**Problem:** Read the lines below. Copy out any that hold the string "size".
------ Data entries
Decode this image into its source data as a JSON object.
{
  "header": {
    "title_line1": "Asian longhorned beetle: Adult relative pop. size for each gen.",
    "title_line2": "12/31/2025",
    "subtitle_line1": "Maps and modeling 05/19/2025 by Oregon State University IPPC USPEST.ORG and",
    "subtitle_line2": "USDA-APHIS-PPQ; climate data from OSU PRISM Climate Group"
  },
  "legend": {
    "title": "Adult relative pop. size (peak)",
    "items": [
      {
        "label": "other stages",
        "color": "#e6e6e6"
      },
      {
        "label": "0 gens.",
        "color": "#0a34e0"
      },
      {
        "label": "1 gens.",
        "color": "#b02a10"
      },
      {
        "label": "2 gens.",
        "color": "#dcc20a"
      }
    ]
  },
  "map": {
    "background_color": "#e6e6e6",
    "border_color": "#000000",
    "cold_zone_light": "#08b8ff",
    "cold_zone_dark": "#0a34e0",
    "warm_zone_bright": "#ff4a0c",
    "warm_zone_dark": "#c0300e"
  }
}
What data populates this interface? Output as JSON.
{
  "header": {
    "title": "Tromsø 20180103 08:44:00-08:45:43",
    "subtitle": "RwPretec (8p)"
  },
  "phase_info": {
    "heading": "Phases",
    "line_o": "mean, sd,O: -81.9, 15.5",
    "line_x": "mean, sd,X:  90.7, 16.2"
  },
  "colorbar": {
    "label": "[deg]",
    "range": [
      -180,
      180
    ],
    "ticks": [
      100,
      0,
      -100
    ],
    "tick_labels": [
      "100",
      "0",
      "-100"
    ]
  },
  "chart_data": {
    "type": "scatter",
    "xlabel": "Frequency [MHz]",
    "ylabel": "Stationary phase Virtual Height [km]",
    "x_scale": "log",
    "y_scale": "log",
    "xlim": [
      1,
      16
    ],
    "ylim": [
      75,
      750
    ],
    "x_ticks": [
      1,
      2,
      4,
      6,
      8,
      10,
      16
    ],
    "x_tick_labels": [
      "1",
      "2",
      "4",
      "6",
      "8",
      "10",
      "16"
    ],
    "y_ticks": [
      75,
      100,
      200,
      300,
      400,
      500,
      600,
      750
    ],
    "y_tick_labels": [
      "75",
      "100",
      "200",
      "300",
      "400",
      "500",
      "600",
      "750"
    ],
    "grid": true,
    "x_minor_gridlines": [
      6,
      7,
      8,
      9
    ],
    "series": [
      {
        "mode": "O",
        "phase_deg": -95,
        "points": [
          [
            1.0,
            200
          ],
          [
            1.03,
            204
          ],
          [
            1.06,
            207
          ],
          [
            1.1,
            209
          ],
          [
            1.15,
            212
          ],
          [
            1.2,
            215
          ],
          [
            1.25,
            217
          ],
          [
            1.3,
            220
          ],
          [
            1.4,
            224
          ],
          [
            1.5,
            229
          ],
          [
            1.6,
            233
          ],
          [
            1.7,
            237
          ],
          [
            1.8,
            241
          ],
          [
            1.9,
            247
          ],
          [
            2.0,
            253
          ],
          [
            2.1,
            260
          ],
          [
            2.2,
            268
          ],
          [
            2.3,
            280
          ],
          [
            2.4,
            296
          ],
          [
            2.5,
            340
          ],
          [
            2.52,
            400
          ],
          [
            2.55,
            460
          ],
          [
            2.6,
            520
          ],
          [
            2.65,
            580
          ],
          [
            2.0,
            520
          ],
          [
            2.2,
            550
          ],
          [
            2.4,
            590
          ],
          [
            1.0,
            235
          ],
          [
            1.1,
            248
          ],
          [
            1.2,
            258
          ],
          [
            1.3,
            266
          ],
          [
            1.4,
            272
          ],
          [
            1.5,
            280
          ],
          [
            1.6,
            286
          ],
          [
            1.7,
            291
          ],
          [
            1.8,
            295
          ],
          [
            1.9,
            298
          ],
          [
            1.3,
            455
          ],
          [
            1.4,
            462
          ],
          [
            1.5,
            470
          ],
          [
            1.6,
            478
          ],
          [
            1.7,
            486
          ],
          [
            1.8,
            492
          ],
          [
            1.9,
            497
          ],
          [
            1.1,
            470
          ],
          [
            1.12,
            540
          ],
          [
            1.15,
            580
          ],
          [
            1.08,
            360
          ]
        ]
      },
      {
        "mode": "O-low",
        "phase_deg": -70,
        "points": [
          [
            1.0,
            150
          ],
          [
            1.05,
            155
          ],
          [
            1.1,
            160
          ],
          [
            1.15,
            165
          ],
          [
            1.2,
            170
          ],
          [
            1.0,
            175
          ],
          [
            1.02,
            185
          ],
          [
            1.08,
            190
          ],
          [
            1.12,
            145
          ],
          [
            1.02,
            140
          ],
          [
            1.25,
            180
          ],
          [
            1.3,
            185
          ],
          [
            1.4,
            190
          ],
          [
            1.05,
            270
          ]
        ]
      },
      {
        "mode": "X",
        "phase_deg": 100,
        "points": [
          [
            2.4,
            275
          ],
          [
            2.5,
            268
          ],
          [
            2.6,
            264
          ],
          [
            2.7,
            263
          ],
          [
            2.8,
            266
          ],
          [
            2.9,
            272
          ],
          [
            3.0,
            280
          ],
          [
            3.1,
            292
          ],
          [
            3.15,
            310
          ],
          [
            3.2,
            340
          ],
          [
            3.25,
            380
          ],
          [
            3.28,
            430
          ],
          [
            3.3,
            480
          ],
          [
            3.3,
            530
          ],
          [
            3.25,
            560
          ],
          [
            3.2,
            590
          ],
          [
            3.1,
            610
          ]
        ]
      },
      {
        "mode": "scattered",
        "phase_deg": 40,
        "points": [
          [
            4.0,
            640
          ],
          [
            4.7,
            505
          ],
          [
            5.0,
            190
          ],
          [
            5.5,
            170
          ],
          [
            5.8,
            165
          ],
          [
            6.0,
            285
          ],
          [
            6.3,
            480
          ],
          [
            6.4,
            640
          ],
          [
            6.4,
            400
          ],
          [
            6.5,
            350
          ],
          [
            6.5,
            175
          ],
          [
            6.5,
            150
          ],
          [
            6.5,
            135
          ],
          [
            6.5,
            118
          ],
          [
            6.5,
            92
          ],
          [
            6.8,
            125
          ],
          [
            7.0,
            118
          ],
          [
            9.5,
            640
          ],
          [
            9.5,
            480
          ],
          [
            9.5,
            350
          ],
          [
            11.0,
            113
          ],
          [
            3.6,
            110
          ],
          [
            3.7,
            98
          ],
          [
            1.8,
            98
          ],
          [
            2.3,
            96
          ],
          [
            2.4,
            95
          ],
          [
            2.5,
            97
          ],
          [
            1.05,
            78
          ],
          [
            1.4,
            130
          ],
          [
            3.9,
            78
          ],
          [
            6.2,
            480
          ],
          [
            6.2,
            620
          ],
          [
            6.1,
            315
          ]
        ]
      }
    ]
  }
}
------------
**Output for this task:**
    "title_line1": "Asian longhorned beetle: Adult relative pop. size for each gen.",
    "title": "Adult relative pop. size (peak)",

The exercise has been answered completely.